WHAT TO DO: Which lines contain the word "Positive"? Return each of them as written.

··· GIVEN DATA ···

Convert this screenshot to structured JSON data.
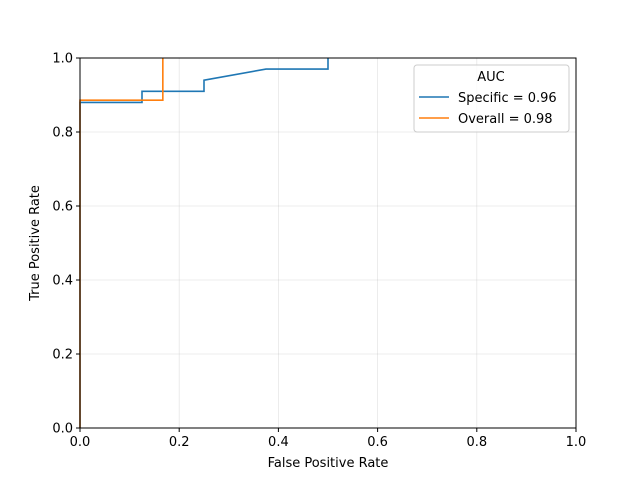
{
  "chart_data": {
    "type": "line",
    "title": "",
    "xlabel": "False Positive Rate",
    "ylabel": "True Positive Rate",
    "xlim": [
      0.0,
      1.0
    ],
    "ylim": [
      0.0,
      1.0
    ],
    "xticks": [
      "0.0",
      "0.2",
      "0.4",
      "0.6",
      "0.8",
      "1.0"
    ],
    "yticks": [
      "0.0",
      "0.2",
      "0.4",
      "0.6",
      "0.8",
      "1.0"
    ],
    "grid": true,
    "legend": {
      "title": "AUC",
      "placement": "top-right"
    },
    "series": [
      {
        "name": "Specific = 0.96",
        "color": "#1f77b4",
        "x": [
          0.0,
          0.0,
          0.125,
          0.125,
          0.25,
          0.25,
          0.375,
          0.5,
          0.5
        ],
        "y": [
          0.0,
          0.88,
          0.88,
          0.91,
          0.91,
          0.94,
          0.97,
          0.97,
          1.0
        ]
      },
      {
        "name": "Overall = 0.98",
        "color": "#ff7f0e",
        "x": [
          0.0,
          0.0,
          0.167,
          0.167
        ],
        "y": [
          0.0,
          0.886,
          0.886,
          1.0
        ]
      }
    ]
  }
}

···

THE RESULT:
    "xlabel": "False Positive Rate",
    "ylabel": "True Positive Rate",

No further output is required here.